[Saved entries]
● ● ● ● ● ● ●
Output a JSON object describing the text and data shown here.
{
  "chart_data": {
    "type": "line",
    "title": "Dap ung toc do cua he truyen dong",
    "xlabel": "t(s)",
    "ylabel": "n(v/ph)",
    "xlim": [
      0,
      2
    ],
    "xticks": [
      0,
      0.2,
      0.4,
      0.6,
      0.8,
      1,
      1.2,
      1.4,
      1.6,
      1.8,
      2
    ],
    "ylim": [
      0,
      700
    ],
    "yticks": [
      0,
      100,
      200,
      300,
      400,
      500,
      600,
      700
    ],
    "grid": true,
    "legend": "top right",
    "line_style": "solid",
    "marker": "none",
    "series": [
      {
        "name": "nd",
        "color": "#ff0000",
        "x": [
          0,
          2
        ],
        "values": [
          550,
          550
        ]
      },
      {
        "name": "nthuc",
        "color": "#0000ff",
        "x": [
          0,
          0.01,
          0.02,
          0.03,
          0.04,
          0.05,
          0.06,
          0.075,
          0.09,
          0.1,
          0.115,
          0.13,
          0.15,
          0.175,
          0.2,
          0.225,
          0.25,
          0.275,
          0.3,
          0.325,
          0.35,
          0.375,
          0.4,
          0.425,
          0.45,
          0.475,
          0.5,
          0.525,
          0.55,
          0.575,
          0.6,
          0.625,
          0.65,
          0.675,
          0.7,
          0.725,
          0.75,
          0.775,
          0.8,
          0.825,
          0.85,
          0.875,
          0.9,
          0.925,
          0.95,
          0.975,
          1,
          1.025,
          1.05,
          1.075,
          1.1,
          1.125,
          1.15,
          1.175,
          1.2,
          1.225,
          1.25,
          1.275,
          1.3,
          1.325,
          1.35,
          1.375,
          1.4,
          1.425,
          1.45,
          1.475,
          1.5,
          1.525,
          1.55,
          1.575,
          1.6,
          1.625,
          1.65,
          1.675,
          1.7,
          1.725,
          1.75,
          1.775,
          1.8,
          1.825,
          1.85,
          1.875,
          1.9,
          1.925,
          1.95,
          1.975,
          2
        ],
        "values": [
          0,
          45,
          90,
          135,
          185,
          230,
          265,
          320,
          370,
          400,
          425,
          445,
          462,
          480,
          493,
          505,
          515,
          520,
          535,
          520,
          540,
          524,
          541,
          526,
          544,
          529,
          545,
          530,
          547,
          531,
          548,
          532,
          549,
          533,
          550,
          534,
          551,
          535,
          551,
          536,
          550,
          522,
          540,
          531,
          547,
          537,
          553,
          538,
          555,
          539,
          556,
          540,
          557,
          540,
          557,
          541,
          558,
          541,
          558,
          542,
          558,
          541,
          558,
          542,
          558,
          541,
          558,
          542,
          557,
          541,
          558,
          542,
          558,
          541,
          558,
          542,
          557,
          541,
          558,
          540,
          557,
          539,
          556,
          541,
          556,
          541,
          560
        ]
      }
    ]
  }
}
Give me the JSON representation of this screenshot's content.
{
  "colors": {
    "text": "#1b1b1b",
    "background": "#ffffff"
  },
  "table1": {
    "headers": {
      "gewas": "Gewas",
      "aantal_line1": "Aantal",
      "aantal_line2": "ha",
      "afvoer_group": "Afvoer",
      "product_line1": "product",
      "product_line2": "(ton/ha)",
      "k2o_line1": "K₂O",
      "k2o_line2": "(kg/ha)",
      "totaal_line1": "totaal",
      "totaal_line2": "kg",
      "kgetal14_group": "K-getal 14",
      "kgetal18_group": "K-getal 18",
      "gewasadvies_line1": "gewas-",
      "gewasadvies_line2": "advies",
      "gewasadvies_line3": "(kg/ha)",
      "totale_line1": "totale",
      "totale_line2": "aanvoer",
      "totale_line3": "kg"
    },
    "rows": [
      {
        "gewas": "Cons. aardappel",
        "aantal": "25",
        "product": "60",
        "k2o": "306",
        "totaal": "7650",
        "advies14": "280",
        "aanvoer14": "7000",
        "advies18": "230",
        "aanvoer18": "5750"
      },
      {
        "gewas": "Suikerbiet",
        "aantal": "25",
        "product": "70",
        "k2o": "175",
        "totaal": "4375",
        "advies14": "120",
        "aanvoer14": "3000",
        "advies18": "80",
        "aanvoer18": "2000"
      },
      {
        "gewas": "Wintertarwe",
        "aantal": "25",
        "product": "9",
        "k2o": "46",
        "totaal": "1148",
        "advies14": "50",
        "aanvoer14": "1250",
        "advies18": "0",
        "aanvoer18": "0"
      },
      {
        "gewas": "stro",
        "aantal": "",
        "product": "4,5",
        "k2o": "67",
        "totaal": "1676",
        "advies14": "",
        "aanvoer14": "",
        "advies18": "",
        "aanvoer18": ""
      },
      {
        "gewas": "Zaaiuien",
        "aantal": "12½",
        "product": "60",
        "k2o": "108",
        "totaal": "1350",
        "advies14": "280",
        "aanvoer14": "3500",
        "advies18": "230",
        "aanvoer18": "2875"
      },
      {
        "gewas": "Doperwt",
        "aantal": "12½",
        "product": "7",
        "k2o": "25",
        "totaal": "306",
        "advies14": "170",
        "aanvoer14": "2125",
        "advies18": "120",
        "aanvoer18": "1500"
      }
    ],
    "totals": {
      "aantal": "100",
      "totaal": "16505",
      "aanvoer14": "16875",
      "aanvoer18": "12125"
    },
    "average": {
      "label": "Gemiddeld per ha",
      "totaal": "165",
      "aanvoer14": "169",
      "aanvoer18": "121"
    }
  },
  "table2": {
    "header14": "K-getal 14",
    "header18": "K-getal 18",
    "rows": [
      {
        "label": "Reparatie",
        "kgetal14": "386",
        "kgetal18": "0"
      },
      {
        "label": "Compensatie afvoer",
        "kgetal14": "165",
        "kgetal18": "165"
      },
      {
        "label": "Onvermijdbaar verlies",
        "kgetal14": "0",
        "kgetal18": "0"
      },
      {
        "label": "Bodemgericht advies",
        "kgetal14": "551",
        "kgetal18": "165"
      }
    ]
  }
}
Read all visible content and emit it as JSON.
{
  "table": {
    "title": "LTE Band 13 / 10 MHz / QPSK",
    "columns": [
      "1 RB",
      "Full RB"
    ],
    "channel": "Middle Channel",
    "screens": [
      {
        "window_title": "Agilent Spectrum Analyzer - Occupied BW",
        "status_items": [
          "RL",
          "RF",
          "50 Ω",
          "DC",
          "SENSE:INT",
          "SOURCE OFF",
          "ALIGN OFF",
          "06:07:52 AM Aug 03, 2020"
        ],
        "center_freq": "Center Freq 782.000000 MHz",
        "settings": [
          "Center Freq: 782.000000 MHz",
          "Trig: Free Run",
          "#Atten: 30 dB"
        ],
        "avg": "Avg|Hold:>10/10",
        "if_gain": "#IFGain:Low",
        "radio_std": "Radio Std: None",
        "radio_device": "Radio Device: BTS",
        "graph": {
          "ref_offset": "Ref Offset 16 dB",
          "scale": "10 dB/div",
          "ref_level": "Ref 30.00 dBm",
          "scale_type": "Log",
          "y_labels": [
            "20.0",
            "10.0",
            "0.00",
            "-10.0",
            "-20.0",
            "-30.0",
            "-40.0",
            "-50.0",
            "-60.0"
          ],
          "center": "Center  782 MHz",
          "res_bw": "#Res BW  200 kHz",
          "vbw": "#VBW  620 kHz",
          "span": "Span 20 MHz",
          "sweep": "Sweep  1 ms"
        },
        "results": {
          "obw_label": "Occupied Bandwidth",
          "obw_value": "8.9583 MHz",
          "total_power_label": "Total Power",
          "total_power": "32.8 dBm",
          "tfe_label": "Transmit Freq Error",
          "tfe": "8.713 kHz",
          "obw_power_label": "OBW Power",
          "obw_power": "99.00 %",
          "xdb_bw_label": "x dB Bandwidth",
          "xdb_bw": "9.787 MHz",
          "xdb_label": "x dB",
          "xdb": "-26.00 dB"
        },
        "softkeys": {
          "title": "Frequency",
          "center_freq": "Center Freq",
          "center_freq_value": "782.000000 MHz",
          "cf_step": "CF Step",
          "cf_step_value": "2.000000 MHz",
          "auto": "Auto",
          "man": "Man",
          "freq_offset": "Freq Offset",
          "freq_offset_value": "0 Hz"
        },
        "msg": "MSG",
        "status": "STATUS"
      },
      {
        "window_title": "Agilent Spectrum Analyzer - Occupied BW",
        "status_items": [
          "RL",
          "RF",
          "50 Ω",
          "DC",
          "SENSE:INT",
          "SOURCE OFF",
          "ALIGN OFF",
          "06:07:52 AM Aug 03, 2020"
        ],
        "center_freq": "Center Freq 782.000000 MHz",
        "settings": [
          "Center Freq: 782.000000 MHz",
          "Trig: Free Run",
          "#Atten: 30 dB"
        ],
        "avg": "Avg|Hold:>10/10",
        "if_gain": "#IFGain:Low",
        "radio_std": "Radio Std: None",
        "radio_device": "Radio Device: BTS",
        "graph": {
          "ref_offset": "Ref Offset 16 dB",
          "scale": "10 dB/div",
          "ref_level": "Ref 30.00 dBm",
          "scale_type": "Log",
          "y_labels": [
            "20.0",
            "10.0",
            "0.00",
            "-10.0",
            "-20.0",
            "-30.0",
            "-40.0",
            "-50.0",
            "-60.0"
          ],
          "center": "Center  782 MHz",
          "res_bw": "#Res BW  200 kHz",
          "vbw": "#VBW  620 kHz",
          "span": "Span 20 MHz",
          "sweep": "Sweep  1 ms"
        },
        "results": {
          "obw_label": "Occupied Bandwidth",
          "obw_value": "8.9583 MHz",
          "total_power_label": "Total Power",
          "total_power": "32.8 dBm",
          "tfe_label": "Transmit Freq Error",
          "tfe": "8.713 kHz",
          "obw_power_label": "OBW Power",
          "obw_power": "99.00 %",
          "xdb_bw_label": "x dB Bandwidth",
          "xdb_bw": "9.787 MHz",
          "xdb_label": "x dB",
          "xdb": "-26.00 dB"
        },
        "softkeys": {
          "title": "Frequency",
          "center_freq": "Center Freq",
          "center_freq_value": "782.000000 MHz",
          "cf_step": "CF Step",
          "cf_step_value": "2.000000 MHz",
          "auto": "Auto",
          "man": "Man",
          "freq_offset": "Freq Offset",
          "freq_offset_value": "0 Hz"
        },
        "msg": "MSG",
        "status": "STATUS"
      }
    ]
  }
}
● ● ● ● ● ● ●
## Job
Gather each line from the listing above that holds "text".

## Reply to the exercise
Output a JSON object describing the text and data shown here.
    "text": "#1b1b1b",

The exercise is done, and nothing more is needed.